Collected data
================================

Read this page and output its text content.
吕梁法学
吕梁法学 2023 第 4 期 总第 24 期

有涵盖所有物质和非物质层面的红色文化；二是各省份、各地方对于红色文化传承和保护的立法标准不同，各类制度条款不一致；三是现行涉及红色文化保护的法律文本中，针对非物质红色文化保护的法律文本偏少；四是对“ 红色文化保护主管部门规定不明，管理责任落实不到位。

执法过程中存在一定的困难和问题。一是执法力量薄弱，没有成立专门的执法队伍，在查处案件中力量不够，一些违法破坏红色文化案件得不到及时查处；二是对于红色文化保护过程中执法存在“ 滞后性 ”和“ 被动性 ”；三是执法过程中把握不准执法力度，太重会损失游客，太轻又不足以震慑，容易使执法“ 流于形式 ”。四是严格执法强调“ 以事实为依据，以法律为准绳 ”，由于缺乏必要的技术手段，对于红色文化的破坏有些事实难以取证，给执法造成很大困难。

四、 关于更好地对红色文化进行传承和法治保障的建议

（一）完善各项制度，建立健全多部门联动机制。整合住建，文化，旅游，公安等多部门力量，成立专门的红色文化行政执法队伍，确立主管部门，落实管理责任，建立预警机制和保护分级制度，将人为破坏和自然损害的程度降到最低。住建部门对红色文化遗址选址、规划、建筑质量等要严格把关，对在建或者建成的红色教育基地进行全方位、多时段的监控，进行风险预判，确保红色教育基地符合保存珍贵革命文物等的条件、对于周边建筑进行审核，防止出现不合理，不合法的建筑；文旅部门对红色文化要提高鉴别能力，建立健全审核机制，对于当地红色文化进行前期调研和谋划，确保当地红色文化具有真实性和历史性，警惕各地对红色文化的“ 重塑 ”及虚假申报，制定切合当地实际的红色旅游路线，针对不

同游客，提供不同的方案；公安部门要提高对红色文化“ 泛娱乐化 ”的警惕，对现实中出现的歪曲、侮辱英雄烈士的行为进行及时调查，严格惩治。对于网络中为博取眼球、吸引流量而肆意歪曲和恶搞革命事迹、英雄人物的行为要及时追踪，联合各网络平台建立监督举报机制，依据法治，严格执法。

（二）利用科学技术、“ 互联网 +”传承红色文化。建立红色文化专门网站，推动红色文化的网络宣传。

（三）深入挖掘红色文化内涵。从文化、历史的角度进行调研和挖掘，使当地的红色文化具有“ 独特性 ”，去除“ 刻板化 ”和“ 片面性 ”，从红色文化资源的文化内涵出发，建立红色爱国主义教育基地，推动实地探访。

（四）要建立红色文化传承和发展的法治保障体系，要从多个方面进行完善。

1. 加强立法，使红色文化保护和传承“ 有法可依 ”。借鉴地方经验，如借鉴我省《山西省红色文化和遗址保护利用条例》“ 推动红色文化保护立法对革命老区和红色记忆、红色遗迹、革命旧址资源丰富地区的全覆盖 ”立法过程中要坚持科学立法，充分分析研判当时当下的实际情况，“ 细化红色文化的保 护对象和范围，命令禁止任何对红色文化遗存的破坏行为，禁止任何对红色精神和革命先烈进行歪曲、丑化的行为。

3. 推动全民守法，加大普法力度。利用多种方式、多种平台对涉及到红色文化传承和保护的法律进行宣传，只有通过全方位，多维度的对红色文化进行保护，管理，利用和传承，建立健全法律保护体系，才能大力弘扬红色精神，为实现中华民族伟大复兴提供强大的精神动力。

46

================================

— Requirements —
Return the listing above in its exact form.

— Output —
Read this page and output its text content.
吕梁法学
吕梁法学 2023 第 4 期 总第 24 期

有涵盖所有物质和非物质层面的红色文化；二是各省份、各地方对于红色文化传承和保护的立法标准不同，各类制度条款不一致；三是现行涉及红色文化保护的法律文本中，针对非物质红色文化保护的法律文本偏少；四是对“ 红色文化保护主管部门规定不明，管理责任落实不到位。

执法过程中存在一定的困难和问题。一是执法力量薄弱，没有成立专门的执法队伍，在查处案件中力量不够，一些违法破坏红色文化案件得不到及时查处；二是对于红色文化保护过程中执法存在“ 滞后性 ”和“ 被动性 ”；三是执法过程中把握不准执法力度，太重会损失游客，太轻又不足以震慑，容易使执法“ 流于形式 ”。四是严格执法强调“ 以事实为依据，以法律为准绳 ”，由于缺乏必要的技术手段，对于红色文化的破坏有些事实难以取证，给执法造成很大困难。

四、 关于更好地对红色文化进行传承和法治保障的建议

（一）完善各项制度，建立健全多部门联动机制。整合住建，文化，旅游，公安等多部门力量，成立专门的红色文化行政执法队伍，确立主管部门，落实管理责任，建立预警机制和保护分级制度，将人为破坏和自然损害的程度降到最低。住建部门对红色文化遗址选址、规划、建筑质量等要严格把关，对在建或者建成的红色教育基地进行全方位、多时段的监控，进行风险预判，确保红色教育基地符合保存珍贵革命文物等的条件、对于周边建筑进行审核，防止出现不合理，不合法的建筑；文旅部门对红色文化要提高鉴别能力，建立健全审核机制，对于当地红色文化进行前期调研和谋划，确保当地红色文化具有真实性和历史性，警惕各地对红色文化的“ 重塑 ”及虚假申报，制定切合当地实际的红色旅游路线，针对不

同游客，提供不同的方案；公安部门要提高对红色文化“ 泛娱乐化 ”的警惕，对现实中出现的歪曲、侮辱英雄烈士的行为进行及时调查，严格惩治。对于网络中为博取眼球、吸引流量而肆意歪曲和恶搞革命事迹、英雄人物的行为要及时追踪，联合各网络平台建立监督举报机制，依据法治，严格执法。

（二）利用科学技术、“ 互联网 +”传承红色文化。建立红色文化专门网站，推动红色文化的网络宣传。

（三）深入挖掘红色文化内涵。从文化、历史的角度进行调研和挖掘，使当地的红色文化具有“ 独特性 ”，去除“ 刻板化 ”和“ 片面性 ”，从红色文化资源的文化内涵出发，建立红色爱国主义教育基地，推动实地探访。

（四）要建立红色文化传承和发展的法治保障体系，要从多个方面进行完善。

1. 加强立法，使红色文化保护和传承“ 有法可依 ”。借鉴地方经验，如借鉴我省《山西省红色文化和遗址保护利用条例》“ 推动红色文化保护立法对革命老区和红色记忆、红色遗迹、革命旧址资源丰富地区的全覆盖 ”立法过程中要坚持科学立法，充分分析研判当时当下的实际情况，“ 细化红色文化的保 护对象和范围，命令禁止任何对红色文化遗存的破坏行为，禁止任何对红色精神和革命先烈进行歪曲、丑化的行为。

3. 推动全民守法，加大普法力度。利用多种方式、多种平台对涉及到红色文化传承和保护的法律进行宣传，只有通过全方位，多维度的对红色文化进行保护，管理，利用和传承，建立健全法律保护体系，才能大力弘扬红色精神，为实现中华民族伟大复兴提供强大的精神动力。

46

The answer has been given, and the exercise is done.